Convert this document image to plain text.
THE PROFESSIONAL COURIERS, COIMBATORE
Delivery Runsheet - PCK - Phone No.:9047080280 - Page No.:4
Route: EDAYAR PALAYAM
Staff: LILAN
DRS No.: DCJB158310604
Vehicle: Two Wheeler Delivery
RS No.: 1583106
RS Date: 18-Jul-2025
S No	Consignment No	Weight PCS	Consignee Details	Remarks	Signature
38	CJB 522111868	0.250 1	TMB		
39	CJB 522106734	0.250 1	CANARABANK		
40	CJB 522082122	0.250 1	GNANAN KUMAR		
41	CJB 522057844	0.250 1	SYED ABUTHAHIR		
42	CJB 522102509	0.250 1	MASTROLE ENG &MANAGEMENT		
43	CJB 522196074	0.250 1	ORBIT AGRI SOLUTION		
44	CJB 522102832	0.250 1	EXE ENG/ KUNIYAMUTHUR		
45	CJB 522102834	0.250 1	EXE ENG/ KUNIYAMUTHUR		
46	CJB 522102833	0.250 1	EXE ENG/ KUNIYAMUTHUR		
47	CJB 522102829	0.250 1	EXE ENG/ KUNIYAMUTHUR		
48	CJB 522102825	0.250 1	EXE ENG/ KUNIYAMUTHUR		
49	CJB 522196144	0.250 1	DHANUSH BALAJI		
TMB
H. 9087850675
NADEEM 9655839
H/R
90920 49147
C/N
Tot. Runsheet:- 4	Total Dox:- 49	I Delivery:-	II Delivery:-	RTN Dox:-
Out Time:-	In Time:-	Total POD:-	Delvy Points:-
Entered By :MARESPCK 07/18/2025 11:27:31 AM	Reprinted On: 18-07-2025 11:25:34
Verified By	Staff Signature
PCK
....
▸ Problem requirements:
All of the entries above need to be reproduced exactly.

▸ Solution for this task:
Convert this document image to plain text.
THE PROFESSIONAL COURIERS, COIMBATORE
Delivery Runsheet - PCK - Phone No.:9047080280 - Page No.:4
Route: EDAYAR PALAYAM
Staff: LILAN
DRS No.: DCJB158310604
Vehicle: Two Wheeler Delivery
RS No.: 1583106
RS Date: 18-Jul-2025
S No	Consignment No	Weight PCS	Consignee Details	Remarks	Signature
38	CJB 522111868	0.250 1	TMB		
39	CJB 522106734	0.250 1	CANARABANK		
40	CJB 522082122	0.250 1	GNANAN KUMAR		
41	CJB 522057844	0.250 1	SYED ABUTHAHIR		
42	CJB 522102509	0.250 1	MASTROLE ENG &MANAGEMENT		
43	CJB 522196074	0.250 1	ORBIT AGRI SOLUTION		
44	CJB 522102832	0.250 1	EXE ENG/ KUNIYAMUTHUR		
45	CJB 522102834	0.250 1	EXE ENG/ KUNIYAMUTHUR		
46	CJB 522102833	0.250 1	EXE ENG/ KUNIYAMUTHUR		
47	CJB 522102829	0.250 1	EXE ENG/ KUNIYAMUTHUR		
48	CJB 522102825	0.250 1	EXE ENG/ KUNIYAMUTHUR		
49	CJB 522196144	0.250 1	DHANUSH BALAJI		
TMB
H. 9087850675
NADEEM 9655839
H/R
90920 49147
C/N
Tot. Runsheet:- 4	Total Dox:- 49	I Delivery:-	II Delivery:-	RTN Dox:-
Out Time:-	In Time:-	Total POD:-	Delvy Points:-
Entered By :MARESPCK 07/18/2025 11:27:31 AM	Reprinted On: 18-07-2025 11:25:34
Verified By	Staff Signature
PCK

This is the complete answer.